(ACTIONS TO TAKE)
• A. In the Chenglingji article, in what year did regular water-level records begin at Chenglingji Hydrological Station?
• B. Condense the paragraph of the Chenglingji article that begins "Chenglingji Hydrological Station is an important" into a short bulleted list of its main facts.
• C. Carry on the Chenglingji article from the point where it stops.

(PAGE)
>>>

- Simplified Chinese: 城陵矶
- Traditional Chinese: 城陵磯

Standard Mandarin
- Hanyu Pinyin: Chénglíng jī

= Chenglingji =

Rock in Anhui, China

Chenglingji (城陵矶 (城陵磯, Chénglíng jī)) is a large rock located at the confluence of Dongting Lake and the Yangtze, within Yueyanglou District, Yueyang, Hunan. It is one of the three most famous rocks in the Yangtze, together with Caishi Rock and Swallow Rock. Nowadays, Chenglingji Port located here is the largest port in Hunan, and a major stop for traffic in Hunan as well as along the Yangtze.

==Geography==
Chenglingji is located on the southern bank of the Yangtze, and towards the east of the discharge channel of Dongting Lake. Bajiao Lake is located towards the east.

Chenglingji Hydrological Station is an important hydrological station on the course of the Yangtze. Beginning in 1904, records of water levels were taken regularly here, making it the longest serving hydrological station on the Yangtze, on par with Hankou Hydrological Station. The water level at Chenglingji is taken as a reference for the severity of the Yangtze floods, such as in 1954 and 1998. The water level of 33.0 meters is the alert level for flooding in the Dongting Lake and midstream Yangtze regions.

<<<

(SOURCE DATA)
>>>

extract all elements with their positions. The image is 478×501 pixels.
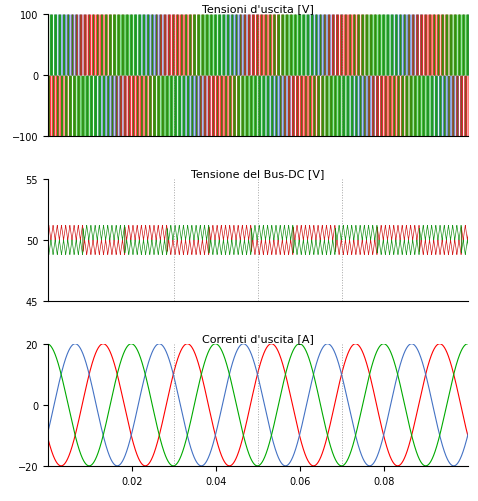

<<<

(SOLVED TASKS)
• A. 1904

• B.
- Chenglingji Hydrological Station is an important hydrological station on the Yangtze.
- Regular water-level records have been taken there since 1904, making it the longest-serving station on the Yangtze, on par with Hankou Hydrological Station.
- Its water level serves as a reference for the severity of Yangtze floods, such as those of 1954 and 1998.
- A level of 33.0 meters is the flood alert level for the Dongting Lake and midstream Yangtze regions.

• C.
In 1979, the Baiji was still able to be seen around here. In 1992, one of the five Baiji Protection Stations was established here at Chenglingji.

==History==
Since the Northern Wei Dynasty (386-534 AD), Chengling Rock was already documented:

江之右岸有城陵山，山有古城。
 On the right [south] bank of the Yangtze, there exists Chengling Hill, with an old city there.

By the Ming Dynasty, it was a bustling city of trade, and was nicknamed "Little Nanjing" by people in the region. During the Xianfeng era, the value of tea leaves from Hunan and Hubei handled by the port was worth 10 million taels of silver.

==Port==
The port at Yuezhou (today's Yueyang, Hunan) was established by decree in the 25th year of the Guangxu era (1899 AD). The port was located at Chenglingji, and served as the main trade connection between the Yangtze and Xiang River with the wider world.

The modern Chenglingji Port was opened in 1956, and in 1980 was promoted as a National-level Port of Entry, allowing foreign ships to dock and enter China. Currently, it remains the only river port in Hunan open to foreign ships. There are 10 docks, and the port is allowed to run after sunset. It has an area of 5.8 km^{2}. It is also connected by railway onto the Beijing-Guangzhou railway.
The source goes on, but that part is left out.